WHAT THE TASK REQUIRES = Below is a listing; copy all of it exactly.

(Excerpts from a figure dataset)
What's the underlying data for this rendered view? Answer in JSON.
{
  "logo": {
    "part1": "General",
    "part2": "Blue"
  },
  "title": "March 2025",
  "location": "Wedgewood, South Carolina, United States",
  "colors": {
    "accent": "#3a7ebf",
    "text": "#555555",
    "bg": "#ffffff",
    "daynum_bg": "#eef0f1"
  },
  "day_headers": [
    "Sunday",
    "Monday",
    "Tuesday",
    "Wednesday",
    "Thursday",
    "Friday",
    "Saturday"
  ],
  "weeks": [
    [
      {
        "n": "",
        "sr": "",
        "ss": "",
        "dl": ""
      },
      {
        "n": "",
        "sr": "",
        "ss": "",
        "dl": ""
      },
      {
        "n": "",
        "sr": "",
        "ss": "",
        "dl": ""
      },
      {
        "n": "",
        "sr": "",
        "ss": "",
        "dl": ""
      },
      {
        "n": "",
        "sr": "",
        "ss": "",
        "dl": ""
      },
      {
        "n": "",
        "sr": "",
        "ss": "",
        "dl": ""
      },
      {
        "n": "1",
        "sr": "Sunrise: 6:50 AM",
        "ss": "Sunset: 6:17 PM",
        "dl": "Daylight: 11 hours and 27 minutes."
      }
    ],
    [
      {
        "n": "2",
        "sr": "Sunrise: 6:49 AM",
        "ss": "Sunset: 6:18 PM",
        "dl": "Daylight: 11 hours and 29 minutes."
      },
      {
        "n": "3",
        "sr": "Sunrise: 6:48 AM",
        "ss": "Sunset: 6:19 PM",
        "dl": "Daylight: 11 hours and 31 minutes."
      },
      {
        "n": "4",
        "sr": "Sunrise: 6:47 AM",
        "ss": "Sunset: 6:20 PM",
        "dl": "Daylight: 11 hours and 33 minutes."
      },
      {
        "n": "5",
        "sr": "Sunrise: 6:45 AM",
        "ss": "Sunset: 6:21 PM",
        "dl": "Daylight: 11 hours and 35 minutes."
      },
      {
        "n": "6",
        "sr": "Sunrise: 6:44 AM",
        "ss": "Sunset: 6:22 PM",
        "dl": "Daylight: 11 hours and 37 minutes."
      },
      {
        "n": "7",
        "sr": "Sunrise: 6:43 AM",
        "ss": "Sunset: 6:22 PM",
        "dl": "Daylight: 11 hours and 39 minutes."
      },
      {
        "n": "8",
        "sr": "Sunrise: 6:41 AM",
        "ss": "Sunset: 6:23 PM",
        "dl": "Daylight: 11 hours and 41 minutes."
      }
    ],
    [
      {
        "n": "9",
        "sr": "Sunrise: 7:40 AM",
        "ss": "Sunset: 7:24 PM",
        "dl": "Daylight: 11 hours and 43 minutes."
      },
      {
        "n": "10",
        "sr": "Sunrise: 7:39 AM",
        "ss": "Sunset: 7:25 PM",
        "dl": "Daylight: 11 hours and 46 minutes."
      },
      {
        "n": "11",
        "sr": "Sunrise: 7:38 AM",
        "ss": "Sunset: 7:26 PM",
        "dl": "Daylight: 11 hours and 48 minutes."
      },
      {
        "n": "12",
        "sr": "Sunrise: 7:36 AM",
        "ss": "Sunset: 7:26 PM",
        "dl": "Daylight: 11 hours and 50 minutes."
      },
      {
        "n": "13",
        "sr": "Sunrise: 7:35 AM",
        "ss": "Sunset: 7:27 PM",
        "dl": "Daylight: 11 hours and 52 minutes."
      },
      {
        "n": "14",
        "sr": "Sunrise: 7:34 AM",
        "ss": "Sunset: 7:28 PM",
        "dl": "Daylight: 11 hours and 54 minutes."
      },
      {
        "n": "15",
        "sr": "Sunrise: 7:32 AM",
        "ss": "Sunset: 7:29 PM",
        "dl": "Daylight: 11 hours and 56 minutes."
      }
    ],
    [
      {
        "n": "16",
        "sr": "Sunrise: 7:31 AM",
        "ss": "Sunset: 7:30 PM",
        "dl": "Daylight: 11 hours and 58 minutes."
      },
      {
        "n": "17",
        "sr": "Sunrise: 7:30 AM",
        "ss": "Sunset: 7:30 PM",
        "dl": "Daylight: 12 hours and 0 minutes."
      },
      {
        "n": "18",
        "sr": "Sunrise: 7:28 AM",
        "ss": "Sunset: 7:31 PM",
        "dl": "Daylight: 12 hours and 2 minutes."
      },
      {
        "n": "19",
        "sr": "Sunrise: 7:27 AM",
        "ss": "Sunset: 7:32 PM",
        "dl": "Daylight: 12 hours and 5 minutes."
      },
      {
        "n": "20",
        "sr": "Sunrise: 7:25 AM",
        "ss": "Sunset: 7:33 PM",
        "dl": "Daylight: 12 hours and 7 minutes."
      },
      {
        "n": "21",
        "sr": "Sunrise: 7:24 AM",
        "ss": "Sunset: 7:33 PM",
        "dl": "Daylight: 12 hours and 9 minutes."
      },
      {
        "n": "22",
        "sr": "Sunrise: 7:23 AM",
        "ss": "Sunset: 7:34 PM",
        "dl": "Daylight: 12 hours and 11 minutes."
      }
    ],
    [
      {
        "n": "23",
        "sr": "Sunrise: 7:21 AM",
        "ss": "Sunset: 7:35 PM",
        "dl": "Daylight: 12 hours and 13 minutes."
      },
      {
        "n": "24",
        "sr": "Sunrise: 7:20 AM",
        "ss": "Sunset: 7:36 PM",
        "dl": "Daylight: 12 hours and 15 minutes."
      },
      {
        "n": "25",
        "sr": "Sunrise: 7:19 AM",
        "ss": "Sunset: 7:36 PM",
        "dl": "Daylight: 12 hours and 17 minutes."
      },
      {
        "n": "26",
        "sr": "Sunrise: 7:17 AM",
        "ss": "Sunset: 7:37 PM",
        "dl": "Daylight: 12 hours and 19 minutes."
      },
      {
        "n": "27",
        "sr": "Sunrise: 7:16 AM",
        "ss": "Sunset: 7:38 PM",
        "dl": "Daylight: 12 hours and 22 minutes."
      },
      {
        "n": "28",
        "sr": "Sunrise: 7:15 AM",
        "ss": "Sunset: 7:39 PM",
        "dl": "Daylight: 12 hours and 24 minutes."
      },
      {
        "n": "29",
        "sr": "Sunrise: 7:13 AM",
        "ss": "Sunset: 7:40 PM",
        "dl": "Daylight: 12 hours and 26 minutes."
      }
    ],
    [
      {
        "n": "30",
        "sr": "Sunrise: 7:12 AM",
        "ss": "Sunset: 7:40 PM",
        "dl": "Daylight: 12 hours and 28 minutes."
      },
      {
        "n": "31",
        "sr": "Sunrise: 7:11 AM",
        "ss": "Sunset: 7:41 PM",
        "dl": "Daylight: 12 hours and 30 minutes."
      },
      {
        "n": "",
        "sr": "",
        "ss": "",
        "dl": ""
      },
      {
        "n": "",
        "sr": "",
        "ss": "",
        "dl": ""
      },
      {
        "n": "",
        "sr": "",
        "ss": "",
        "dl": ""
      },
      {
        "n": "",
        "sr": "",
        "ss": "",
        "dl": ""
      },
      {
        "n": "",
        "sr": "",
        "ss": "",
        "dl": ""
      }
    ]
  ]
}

OUTPUT FOR THIS TASK =
What's the underlying data for this rendered view? Answer in JSON.
{
  "logo": {
    "part1": "General",
    "part2": "Blue"
  },
  "title": "March 2025",
  "location": "Wedgewood, South Carolina, United States",
  "colors": {
    "accent": "#3a7ebf",
    "text": "#555555",
    "bg": "#ffffff",
    "daynum_bg": "#eef0f1"
  },
  "day_headers": [
    "Sunday",
    "Monday",
    "Tuesday",
    "Wednesday",
    "Thursday",
    "Friday",
    "Saturday"
  ],
  "weeks": [
    [
      {
        "n": "",
        "sr": "",
        "ss": "",
        "dl": ""
      },
      {
        "n": "",
        "sr": "",
        "ss": "",
        "dl": ""
      },
      {
        "n": "",
        "sr": "",
        "ss": "",
        "dl": ""
      },
      {
        "n": "",
        "sr": "",
        "ss": "",
        "dl": ""
      },
      {
        "n": "",
        "sr": "",
        "ss": "",
        "dl": ""
      },
      {
        "n": "",
        "sr": "",
        "ss": "",
        "dl": ""
      },
      {
        "n": "1",
        "sr": "Sunrise: 6:50 AM",
        "ss": "Sunset: 6:17 PM",
        "dl": "Daylight: 11 hours and 27 minutes."
      }
    ],
    [
      {
        "n": "2",
        "sr": "Sunrise: 6:49 AM",
        "ss": "Sunset: 6:18 PM",
        "dl": "Daylight: 11 hours and 29 minutes."
      },
      {
        "n": "3",
        "sr": "Sunrise: 6:48 AM",
        "ss": "Sunset: 6:19 PM",
        "dl": "Daylight: 11 hours and 31 minutes."
      },
      {
        "n": "4",
        "sr": "Sunrise: 6:47 AM",
        "ss": "Sunset: 6:20 PM",
        "dl": "Daylight: 11 hours and 33 minutes."
      },
      {
        "n": "5",
        "sr": "Sunrise: 6:45 AM",
        "ss": "Sunset: 6:21 PM",
        "dl": "Daylight: 11 hours and 35 minutes."
      },
      {
        "n": "6",
        "sr": "Sunrise: 6:44 AM",
        "ss": "Sunset: 6:22 PM",
        "dl": "Daylight: 11 hours and 37 minutes."
      },
      {
        "n": "7",
        "sr": "Sunrise: 6:43 AM",
        "ss": "Sunset: 6:22 PM",
        "dl": "Daylight: 11 hours and 39 minutes."
      },
      {
        "n": "8",
        "sr": "Sunrise: 6:41 AM",
        "ss": "Sunset: 6:23 PM",
        "dl": "Daylight: 11 hours and 41 minutes."
      }
    ],
    [
      {
        "n": "9",
        "sr": "Sunrise: 7:40 AM",
        "ss": "Sunset: 7:24 PM",
        "dl": "Daylight: 11 hours and 43 minutes."
      },
      {
        "n": "10",
        "sr": "Sunrise: 7:39 AM",
        "ss": "Sunset: 7:25 PM",
        "dl": "Daylight: 11 hours and 46 minutes."
      },
      {
        "n": "11",
        "sr": "Sunrise: 7:38 AM",
        "ss": "Sunset: 7:26 PM",
        "dl": "Daylight: 11 hours and 48 minutes."
      },
      {
        "n": "12",
        "sr": "Sunrise: 7:36 AM",
        "ss": "Sunset: 7:26 PM",
        "dl": "Daylight: 11 hours and 50 minutes."
      },
      {
        "n": "13",
        "sr": "Sunrise: 7:35 AM",
        "ss": "Sunset: 7:27 PM",
        "dl": "Daylight: 11 hours and 52 minutes."
      },
      {
        "n": "14",
        "sr": "Sunrise: 7:34 AM",
        "ss": "Sunset: 7:28 PM",
        "dl": "Daylight: 11 hours and 54 minutes."
      },
      {
        "n": "15",
        "sr": "Sunrise: 7:32 AM",
        "ss": "Sunset: 7:29 PM",
        "dl": "Daylight: 11 hours and 56 minutes."
      }
    ],
    [
      {
        "n": "16",
        "sr": "Sunrise: 7:31 AM",
        "ss": "Sunset: 7:30 PM",
        "dl": "Daylight: 11 hours and 58 minutes."
      },
      {
        "n": "17",
        "sr": "Sunrise: 7:30 AM",
        "ss": "Sunset: 7:30 PM",
        "dl": "Daylight: 12 hours and 0 minutes."
      },
      {
        "n": "18",
        "sr": "Sunrise: 7:28 AM",
        "ss": "Sunset: 7:31 PM",
        "dl": "Daylight: 12 hours and 2 minutes."
      },
      {
        "n": "19",
        "sr": "Sunrise: 7:27 AM",
        "ss": "Sunset: 7:32 PM",
        "dl": "Daylight: 12 hours and 5 minutes."
      },
      {
        "n": "20",
        "sr": "Sunrise: 7:25 AM",
        "ss": "Sunset: 7:33 PM",
        "dl": "Daylight: 12 hours and 7 minutes."
      },
      {
        "n": "21",
        "sr": "Sunrise: 7:24 AM",
        "ss": "Sunset: 7:33 PM",
        "dl": "Daylight: 12 hours and 9 minutes."
      },
      {
        "n": "22",
        "sr": "Sunrise: 7:23 AM",
        "ss": "Sunset: 7:34 PM",
        "dl": "Daylight: 12 hours and 11 minutes."
      }
    ],
    [
      {
        "n": "23",
        "sr": "Sunrise: 7:21 AM",
        "ss": "Sunset: 7:35 PM",
        "dl": "Daylight: 12 hours and 13 minutes."
      },
      {
        "n": "24",
        "sr": "Sunrise: 7:20 AM",
        "ss": "Sunset: 7:36 PM",
        "dl": "Daylight: 12 hours and 15 minutes."
      },
      {
        "n": "25",
        "sr": "Sunrise: 7:19 AM",
        "ss": "Sunset: 7:36 PM",
        "dl": "Daylight: 12 hours and 17 minutes."
      },
      {
        "n": "26",
        "sr": "Sunrise: 7:17 AM",
        "ss": "Sunset: 7:37 PM",
        "dl": "Daylight: 12 hours and 19 minutes."
      },
      {
        "n": "27",
        "sr": "Sunrise: 7:16 AM",
        "ss": "Sunset: 7:38 PM",
        "dl": "Daylight: 12 hours and 22 minutes."
      },
      {
        "n": "28",
        "sr": "Sunrise: 7:15 AM",
        "ss": "Sunset: 7:39 PM",
        "dl": "Daylight: 12 hours and 24 minutes."
      },
      {
        "n": "29",
        "sr": "Sunrise: 7:13 AM",
        "ss": "Sunset: 7:40 PM",
        "dl": "Daylight: 12 hours and 26 minutes."
      }
    ],
    [
      {
        "n": "30",
        "sr": "Sunrise: 7:12 AM",
        "ss": "Sunset: 7:40 PM",
        "dl": "Daylight: 12 hours and 28 minutes."
      },
      {
        "n": "31",
        "sr": "Sunrise: 7:11 AM",
        "ss": "Sunset: 7:41 PM",
        "dl": "Daylight: 12 hours and 30 minutes."
      },
      {
        "n": "",
        "sr": "",
        "ss": "",
        "dl": ""
      },
      {
        "n": "",
        "sr": "",
        "ss": "",
        "dl": ""
      },
      {
        "n": "",
        "sr": "",
        "ss": "",
        "dl": ""
      },
      {
        "n": "",
        "sr": "",
        "ss": "",
        "dl": ""
      },
      {
        "n": "",
        "sr": "",
        "ss": "",
        "dl": ""
      }
    ]
  ]
}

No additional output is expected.